Print all the entries verbatim.

## [Data listing]

Start

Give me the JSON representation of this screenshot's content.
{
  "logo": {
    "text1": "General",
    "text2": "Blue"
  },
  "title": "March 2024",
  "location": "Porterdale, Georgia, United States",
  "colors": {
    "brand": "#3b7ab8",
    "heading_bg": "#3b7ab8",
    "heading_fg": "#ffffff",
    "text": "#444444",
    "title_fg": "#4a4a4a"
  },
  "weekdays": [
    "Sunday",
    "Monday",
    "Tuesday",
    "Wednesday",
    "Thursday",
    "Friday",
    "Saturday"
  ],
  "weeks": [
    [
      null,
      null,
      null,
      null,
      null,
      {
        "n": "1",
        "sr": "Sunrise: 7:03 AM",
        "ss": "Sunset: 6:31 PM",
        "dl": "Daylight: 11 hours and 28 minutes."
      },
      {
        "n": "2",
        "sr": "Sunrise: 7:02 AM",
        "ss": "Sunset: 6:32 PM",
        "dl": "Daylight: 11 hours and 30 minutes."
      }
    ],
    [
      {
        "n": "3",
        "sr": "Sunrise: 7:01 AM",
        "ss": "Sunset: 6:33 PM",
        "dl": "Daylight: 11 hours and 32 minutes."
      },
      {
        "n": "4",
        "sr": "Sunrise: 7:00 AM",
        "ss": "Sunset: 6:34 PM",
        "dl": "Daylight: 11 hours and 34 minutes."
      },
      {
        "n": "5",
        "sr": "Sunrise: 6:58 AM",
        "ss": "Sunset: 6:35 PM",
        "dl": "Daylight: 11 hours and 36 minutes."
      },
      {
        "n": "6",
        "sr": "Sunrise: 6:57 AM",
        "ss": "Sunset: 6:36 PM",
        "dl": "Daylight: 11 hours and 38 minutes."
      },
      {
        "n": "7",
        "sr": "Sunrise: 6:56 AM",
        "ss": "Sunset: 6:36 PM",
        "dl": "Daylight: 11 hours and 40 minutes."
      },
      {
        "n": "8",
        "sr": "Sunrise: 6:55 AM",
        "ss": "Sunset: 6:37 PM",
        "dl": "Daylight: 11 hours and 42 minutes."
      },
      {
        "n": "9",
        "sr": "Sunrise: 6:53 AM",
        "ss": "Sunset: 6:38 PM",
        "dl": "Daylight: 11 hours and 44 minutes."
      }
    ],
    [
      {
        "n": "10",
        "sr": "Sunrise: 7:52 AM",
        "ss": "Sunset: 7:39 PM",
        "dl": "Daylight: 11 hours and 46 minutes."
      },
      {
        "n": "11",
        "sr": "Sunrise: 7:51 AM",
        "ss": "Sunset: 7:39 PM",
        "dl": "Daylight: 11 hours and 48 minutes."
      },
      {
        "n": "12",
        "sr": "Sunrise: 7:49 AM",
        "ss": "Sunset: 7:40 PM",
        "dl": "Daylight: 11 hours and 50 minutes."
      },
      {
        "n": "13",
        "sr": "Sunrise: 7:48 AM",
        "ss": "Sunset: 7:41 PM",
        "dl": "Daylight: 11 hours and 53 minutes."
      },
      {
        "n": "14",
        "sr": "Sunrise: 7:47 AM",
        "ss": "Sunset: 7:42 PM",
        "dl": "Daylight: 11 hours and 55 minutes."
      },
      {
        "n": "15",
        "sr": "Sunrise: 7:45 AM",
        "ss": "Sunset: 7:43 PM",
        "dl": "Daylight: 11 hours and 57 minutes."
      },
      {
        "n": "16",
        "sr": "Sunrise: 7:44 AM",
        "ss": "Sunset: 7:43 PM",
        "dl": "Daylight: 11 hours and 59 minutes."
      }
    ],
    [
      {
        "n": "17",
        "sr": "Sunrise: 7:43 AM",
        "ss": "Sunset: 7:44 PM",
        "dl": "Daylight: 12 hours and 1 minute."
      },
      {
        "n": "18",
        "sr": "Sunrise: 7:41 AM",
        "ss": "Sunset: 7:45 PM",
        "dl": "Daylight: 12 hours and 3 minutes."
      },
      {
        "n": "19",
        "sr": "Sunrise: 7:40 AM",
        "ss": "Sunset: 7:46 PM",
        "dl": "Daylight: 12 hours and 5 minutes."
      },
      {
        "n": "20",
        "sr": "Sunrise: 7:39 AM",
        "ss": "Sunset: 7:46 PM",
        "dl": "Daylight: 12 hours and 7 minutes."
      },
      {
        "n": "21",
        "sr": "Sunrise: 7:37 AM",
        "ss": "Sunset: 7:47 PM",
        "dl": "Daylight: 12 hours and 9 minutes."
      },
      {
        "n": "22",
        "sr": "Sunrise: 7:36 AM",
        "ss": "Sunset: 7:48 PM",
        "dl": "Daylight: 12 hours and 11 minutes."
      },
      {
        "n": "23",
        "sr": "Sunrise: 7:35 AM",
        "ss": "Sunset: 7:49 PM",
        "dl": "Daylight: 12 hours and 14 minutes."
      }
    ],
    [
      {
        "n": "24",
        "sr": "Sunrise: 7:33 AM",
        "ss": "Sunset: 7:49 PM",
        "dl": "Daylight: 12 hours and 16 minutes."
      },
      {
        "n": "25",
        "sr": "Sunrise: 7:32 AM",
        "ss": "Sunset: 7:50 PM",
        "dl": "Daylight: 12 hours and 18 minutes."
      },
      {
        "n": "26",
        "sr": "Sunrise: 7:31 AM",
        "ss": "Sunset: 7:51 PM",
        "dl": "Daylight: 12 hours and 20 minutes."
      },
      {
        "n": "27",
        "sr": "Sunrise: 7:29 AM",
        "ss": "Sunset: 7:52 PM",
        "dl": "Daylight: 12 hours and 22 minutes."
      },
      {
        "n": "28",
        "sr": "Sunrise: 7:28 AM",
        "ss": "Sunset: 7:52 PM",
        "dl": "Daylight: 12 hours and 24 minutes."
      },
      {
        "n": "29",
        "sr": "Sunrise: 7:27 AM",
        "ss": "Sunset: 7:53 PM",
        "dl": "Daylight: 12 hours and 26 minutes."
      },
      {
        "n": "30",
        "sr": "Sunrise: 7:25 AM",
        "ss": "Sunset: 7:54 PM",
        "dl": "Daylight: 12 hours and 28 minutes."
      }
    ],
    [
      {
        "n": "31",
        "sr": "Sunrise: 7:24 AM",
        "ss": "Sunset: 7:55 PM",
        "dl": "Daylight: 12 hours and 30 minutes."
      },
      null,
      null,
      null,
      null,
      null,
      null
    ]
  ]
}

End

## [Written response]
Give me the JSON representation of this screenshot's content.
{
  "logo": {
    "text1": "General",
    "text2": "Blue"
  },
  "title": "March 2024",
  "location": "Porterdale, Georgia, United States",
  "colors": {
    "brand": "#3b7ab8",
    "heading_bg": "#3b7ab8",
    "heading_fg": "#ffffff",
    "text": "#444444",
    "title_fg": "#4a4a4a"
  },
  "weekdays": [
    "Sunday",
    "Monday",
    "Tuesday",
    "Wednesday",
    "Thursday",
    "Friday",
    "Saturday"
  ],
  "weeks": [
    [
      null,
      null,
      null,
      null,
      null,
      {
        "n": "1",
        "sr": "Sunrise: 7:03 AM",
        "ss": "Sunset: 6:31 PM",
        "dl": "Daylight: 11 hours and 28 minutes."
      },
      {
        "n": "2",
        "sr": "Sunrise: 7:02 AM",
        "ss": "Sunset: 6:32 PM",
        "dl": "Daylight: 11 hours and 30 minutes."
      }
    ],
    [
      {
        "n": "3",
        "sr": "Sunrise: 7:01 AM",
        "ss": "Sunset: 6:33 PM",
        "dl": "Daylight: 11 hours and 32 minutes."
      },
      {
        "n": "4",
        "sr": "Sunrise: 7:00 AM",
        "ss": "Sunset: 6:34 PM",
        "dl": "Daylight: 11 hours and 34 minutes."
      },
      {
        "n": "5",
        "sr": "Sunrise: 6:58 AM",
        "ss": "Sunset: 6:35 PM",
        "dl": "Daylight: 11 hours and 36 minutes."
      },
      {
        "n": "6",
        "sr": "Sunrise: 6:57 AM",
        "ss": "Sunset: 6:36 PM",
        "dl": "Daylight: 11 hours and 38 minutes."
      },
      {
        "n": "7",
        "sr": "Sunrise: 6:56 AM",
        "ss": "Sunset: 6:36 PM",
        "dl": "Daylight: 11 hours and 40 minutes."
      },
      {
        "n": "8",
        "sr": "Sunrise: 6:55 AM",
        "ss": "Sunset: 6:37 PM",
        "dl": "Daylight: 11 hours and 42 minutes."
      },
      {
        "n": "9",
        "sr": "Sunrise: 6:53 AM",
        "ss": "Sunset: 6:38 PM",
        "dl": "Daylight: 11 hours and 44 minutes."
      }
    ],
    [
      {
        "n": "10",
        "sr": "Sunrise: 7:52 AM",
        "ss": "Sunset: 7:39 PM",
        "dl": "Daylight: 11 hours and 46 minutes."
      },
      {
        "n": "11",
        "sr": "Sunrise: 7:51 AM",
        "ss": "Sunset: 7:39 PM",
        "dl": "Daylight: 11 hours and 48 minutes."
      },
      {
        "n": "12",
        "sr": "Sunrise: 7:49 AM",
        "ss": "Sunset: 7:40 PM",
        "dl": "Daylight: 11 hours and 50 minutes."
      },
      {
        "n": "13",
        "sr": "Sunrise: 7:48 AM",
        "ss": "Sunset: 7:41 PM",
        "dl": "Daylight: 11 hours and 53 minutes."
      },
      {
        "n": "14",
        "sr": "Sunrise: 7:47 AM",
        "ss": "Sunset: 7:42 PM",
        "dl": "Daylight: 11 hours and 55 minutes."
      },
      {
        "n": "15",
        "sr": "Sunrise: 7:45 AM",
        "ss": "Sunset: 7:43 PM",
        "dl": "Daylight: 11 hours and 57 minutes."
      },
      {
        "n": "16",
        "sr": "Sunrise: 7:44 AM",
        "ss": "Sunset: 7:43 PM",
        "dl": "Daylight: 11 hours and 59 minutes."
      }
    ],
    [
      {
        "n": "17",
        "sr": "Sunrise: 7:43 AM",
        "ss": "Sunset: 7:44 PM",
        "dl": "Daylight: 12 hours and 1 minute."
      },
      {
        "n": "18",
        "sr": "Sunrise: 7:41 AM",
        "ss": "Sunset: 7:45 PM",
        "dl": "Daylight: 12 hours and 3 minutes."
      },
      {
        "n": "19",
        "sr": "Sunrise: 7:40 AM",
        "ss": "Sunset: 7:46 PM",
        "dl": "Daylight: 12 hours and 5 minutes."
      },
      {
        "n": "20",
        "sr": "Sunrise: 7:39 AM",
        "ss": "Sunset: 7:46 PM",
        "dl": "Daylight: 12 hours and 7 minutes."
      },
      {
        "n": "21",
        "sr": "Sunrise: 7:37 AM",
        "ss": "Sunset: 7:47 PM",
        "dl": "Daylight: 12 hours and 9 minutes."
      },
      {
        "n": "22",
        "sr": "Sunrise: 7:36 AM",
        "ss": "Sunset: 7:48 PM",
        "dl": "Daylight: 12 hours and 11 minutes."
      },
      {
        "n": "23",
        "sr": "Sunrise: 7:35 AM",
        "ss": "Sunset: 7:49 PM",
        "dl": "Daylight: 12 hours and 14 minutes."
      }
    ],
    [
      {
        "n": "24",
        "sr": "Sunrise: 7:33 AM",
        "ss": "Sunset: 7:49 PM",
        "dl": "Daylight: 12 hours and 16 minutes."
      },
      {
        "n": "25",
        "sr": "Sunrise: 7:32 AM",
        "ss": "Sunset: 7:50 PM",
        "dl": "Daylight: 12 hours and 18 minutes."
      },
      {
        "n": "26",
        "sr": "Sunrise: 7:31 AM",
        "ss": "Sunset: 7:51 PM",
        "dl": "Daylight: 12 hours and 20 minutes."
      },
      {
        "n": "27",
        "sr": "Sunrise: 7:29 AM",
        "ss": "Sunset: 7:52 PM",
        "dl": "Daylight: 12 hours and 22 minutes."
      },
      {
        "n": "28",
        "sr": "Sunrise: 7:28 AM",
        "ss": "Sunset: 7:52 PM",
        "dl": "Daylight: 12 hours and 24 minutes."
      },
      {
        "n": "29",
        "sr": "Sunrise: 7:27 AM",
        "ss": "Sunset: 7:53 PM",
        "dl": "Daylight: 12 hours and 26 minutes."
      },
      {
        "n": "30",
        "sr": "Sunrise: 7:25 AM",
        "ss": "Sunset: 7:54 PM",
        "dl": "Daylight: 12 hours and 28 minutes."
      }
    ],
    [
      {
        "n": "31",
        "sr": "Sunrise: 7:24 AM",
        "ss": "Sunset: 7:55 PM",
        "dl": "Daylight: 12 hours and 30 minutes."
      },
      null,
      null,
      null,
      null,
      null,
      null
    ]
  ]
}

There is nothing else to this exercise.